# [WHAT YOU WILL DO]
Quote, word for word, only the lines running from the line with "What does this" through the end of the listing. Leave out the pictures.

# [INPUT FOR THIS TASK]
══════════
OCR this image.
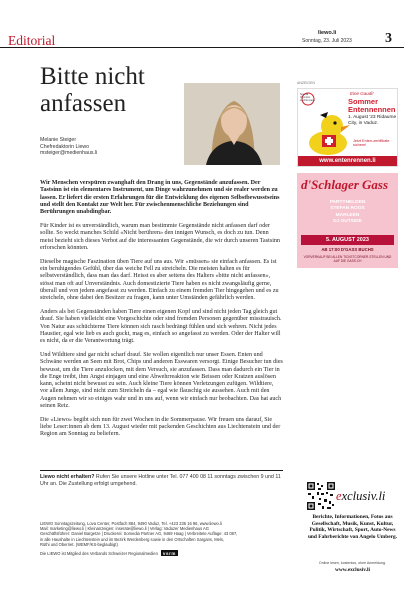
Editorial	liewo.li
Sonntag, 23. Juli 2023 3
Bitte nicht anfassen
Melanie Steiger
Chefredaktorin Liewo
msteiger@medienhaus.li
ANZEIGEN
Special Olympics Liechtenstein
Eine Gaudi!
Sommer
Entennennen
1. August '23 Ridaume City, in Vaduz.
Jetzt Enten-zertifikate sichern!
www.entenrennen.li
d'Schlager Gass
PARTYHELDEN
STEFAN ROOS
MARLEEN
DJ OUTSIDE
5. AUGUST 2023
AB 17:00 D'GASS BUCHS
VORVERKAUF BEI ALLEN TICKETCORNER-STELLEN UND AUF DIE GASS.CH

Wir Menschen verspüren zwanghaft den Drang in uns, Gegenstände anzufassen. Der Tastsinn ist ein elementares Instrument, um Dinge wahrzunehmen und sie realer werden zu lassen. Er liefert die ersten Erfahrungen für die Entwicklung des eigenen Selbstbewusstseins und stellt den Kontakt zur Welt her. Für zwischenmenschliche Beziehungen sind Berührungen unabdingbar.

Für Kinder ist es unverständlich, warum man bestimmte Gegenstände nicht anfassen darf oder sollte. So weckt manches Schild «Nicht berühren» den innigen Wunsch, es doch zu tun. Denn meist bezieht sich dieses Verbot auf die interessanten Gegenstände, die wir durch unseren Tastsinn erforschen könnten.

Dieselbe magische Faszination üben Tiere auf uns aus. Wir «müssen» sie einfach anfassen. Es ist ein beruhigendes Gefühl, über das weiche Fell zu streicheln. Die meisten halten es für selbstverständlich, dass man das darf. Heisst es aber seitens des Halters «bitte nicht anfassen», stösst man oft auf Unverständnis. Auch domestizierte Tiere haben es nicht zwangsläufig gerne, überall und von jedem angefasst zu werden. Einfach zu einem fremden Tier hingegehen und es zu streicheln, ohne dabei den Besitzer zu fragen, kann unter Umständen gefährlich werden.

Anders als bei Gegenständen haben Tiere einen eigenen Kopf und sind nicht jeden Tag gleich gut drauf. Sie haben vielleicht eine Vorgeschichte oder sind fremden Personen gegenüber misstrauisch. Von Natur aus schüchterne Tiere können sich rasch bedrängt fühlen und sich wehren. Nicht jedes Haustier, egal wie lieb es auch guckt, mag es, einfach so angefasst zu werden. Oder der Halter will es nicht, da er die Verantwortung trägt.

Und Wildtiere sind gar nicht scharf drauf. Sie wollen eigentlich nur unser Essen. Enten und Schwäne werden an Seen mit Brot, Chips und anderen Esswaren versorgt. Einige Besucher tun dies bewusst, um die Tiere anzulocken, mit dem Versuch, sie anzufassen. Dass man dadurch ein Tier in die Enge treibt, ihm Angst einjagen und eine Abwehrreaktion wie Beissen oder Kratzen auslösen kann, scheint nicht bewusst zu sein. Auch kleine Tiere können Verletzungen zufügen. Wildtiere, vor allem Junge, sind nicht zum Streicheln da – egal wie flauschig sie aussehen. Auch mit den Augen nehmen wir so einiges wahr und in uns auf, wenn wir einfach nur beobachten. Das hat auch seinen Reiz.

Die «Liewo» begibt sich nun für zwei Wochen in die Sommerpause. Wir freuen uns darauf, Sie liebe Leser:innen ab dem 13. August wieder mit packenden Geschichten aus Liechtenstein und der Region am Sonntag zu beliefern.

Liewo nicht erhalten? Rufen Sie unsere Hotline unter Tel. 077 400 08 11 sonntags zwischen 9 und 11 Uhr an. Die Zustellung erfolgt umgehend.
LIEWO Sonntagszeitung, Lova Center, Postfach 884, 9490 Vaduz, Tel. +423 236 16 96, www.liewo.li
Mail: marketing@liewo.li | Kleinanzeigen: inserate@liewo.li | Verlag: Vaduzer Medienhaus AG
Geschäftsführer: Daniel Bargetze | Druckerei: Somedia Partner AG, 9469 Haag | Verbreitete Auflage: 43 087,
in alle Haushalte in Liechtenstein und im Bezirk Werdenberg sowie in den Ortschaften Sargans, Mels,
Rüthi und Oberriet. (WEMF/KS-beglaubigt)
Die LIEWO ist Mitglied des Verbands Schweizer Regionalmedien	vsrm
exclusiv.li
Berichte, Informationen, Fotos aus Gesellschaft, Musik, Kunst, Kultur, Politik, Wirtschaft, Sport, Auto-News und Fahrberichte von Angelo Umberg.
Online lesen, kostenlos, ohne Anmeldung.
www.exclusiv.li
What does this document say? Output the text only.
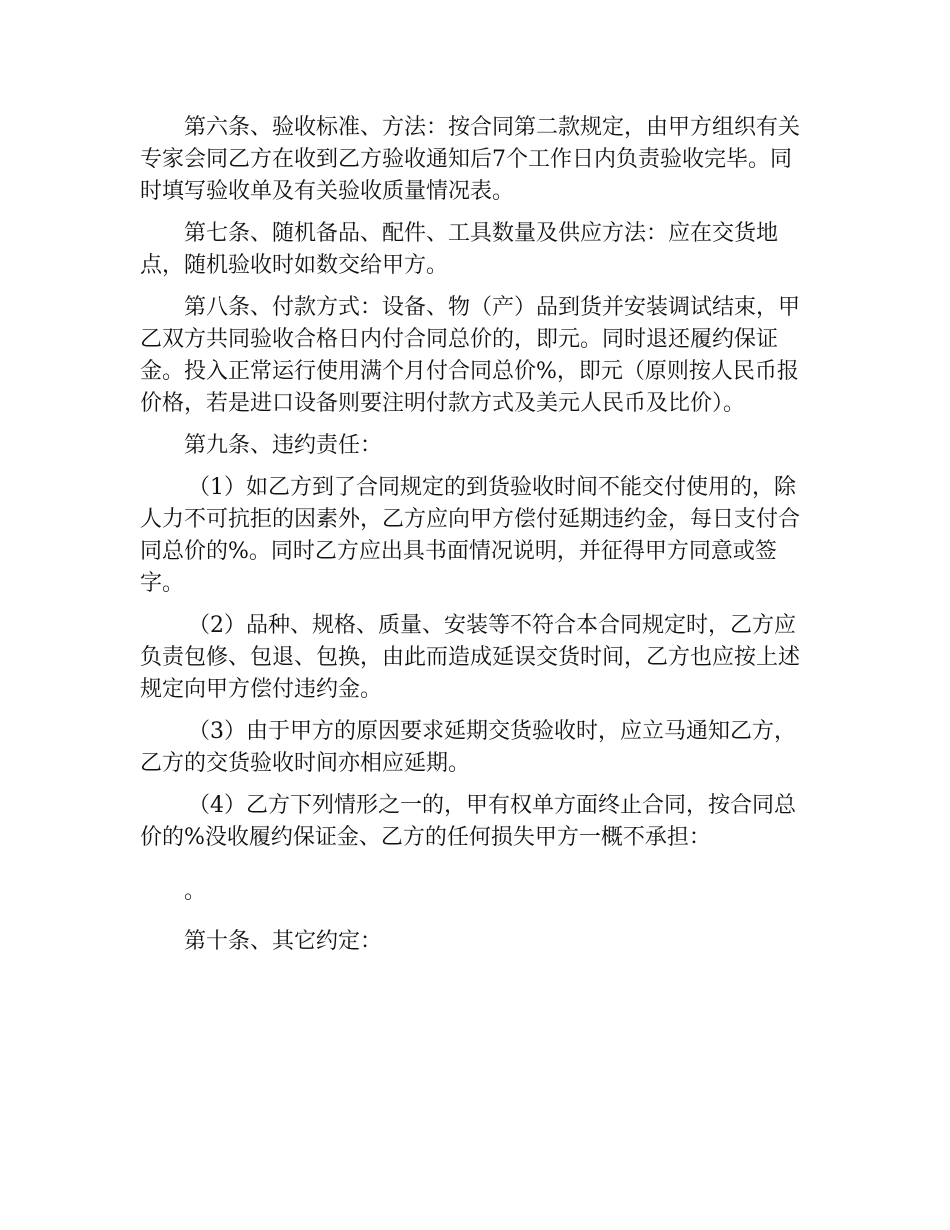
第六条、验收标准、方法：按合同第二款规定，由甲方组织有关专家会同乙方在收到乙方验收通知后7个工作日内负责验收完毕。同时填写验收单及有关验收质量情况表。

第七条、随机备品、配件、工具数量及供应方法：应在交货地点，随机验收时如数交给甲方。

第八条、付款方式：设备、物（产）品到货并安装调试结束，甲乙双方共同验收合格日内付合同总价的，即元。同时退还履约保证金。投入正常运行使用满个月付合同总价%，即元（原则按人民币报价格，若是进口设备则要注明付款方式及美元人民币及比价）。

第九条、违约责任：

（1）如乙方到了合同规定的到货验收时间不能交付使用的，除人力不可抗拒的因素外，乙方应向甲方偿付延期违约金，每日支付合同总价的%。同时乙方应出具书面情况说明，并征得甲方同意或签字。

（2）品种、规格、质量、安装等不符合本合同规定时，乙方应负责包修、包退、包换，由此而造成延误交货时间，乙方也应按上述规定向甲方偿付违约金。

（3）由于甲方的原因要求延期交货验收时，应立马通知乙方，乙方的交货验收时间亦相应延期。

（4）乙方下列情形之一的，甲有权单方面终止合同，按合同总价的%没收履约保证金、乙方的任何损失甲方一概不承担：

。

第十条、其它约定：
══════════
# [EXERCISE RESULT]
What does this document say? Output the text only.
第六条、验收标准、方法：按合同第二款规定，由甲方组织有关专家会同乙方在收到乙方验收通知后7个工作日内负责验收完毕。同时填写验收单及有关验收质量情况表。

第七条、随机备品、配件、工具数量及供应方法：应在交货地点，随机验收时如数交给甲方。

第八条、付款方式：设备、物（产）品到货并安装调试结束，甲乙双方共同验收合格日内付合同总价的，即元。同时退还履约保证金。投入正常运行使用满个月付合同总价%，即元（原则按人民币报价格，若是进口设备则要注明付款方式及美元人民币及比价）。

第九条、违约责任：

（1）如乙方到了合同规定的到货验收时间不能交付使用的，除人力不可抗拒的因素外，乙方应向甲方偿付延期违约金，每日支付合同总价的%。同时乙方应出具书面情况说明，并征得甲方同意或签字。

（2）品种、规格、质量、安装等不符合本合同规定时，乙方应负责包修、包退、包换，由此而造成延误交货时间，乙方也应按上述规定向甲方偿付违约金。

（3）由于甲方的原因要求延期交货验收时，应立马通知乙方，乙方的交货验收时间亦相应延期。

（4）乙方下列情形之一的，甲有权单方面终止合同，按合同总价的%没收履约保证金、乙方的任何损失甲方一概不承担：

。

第十条、其它约定：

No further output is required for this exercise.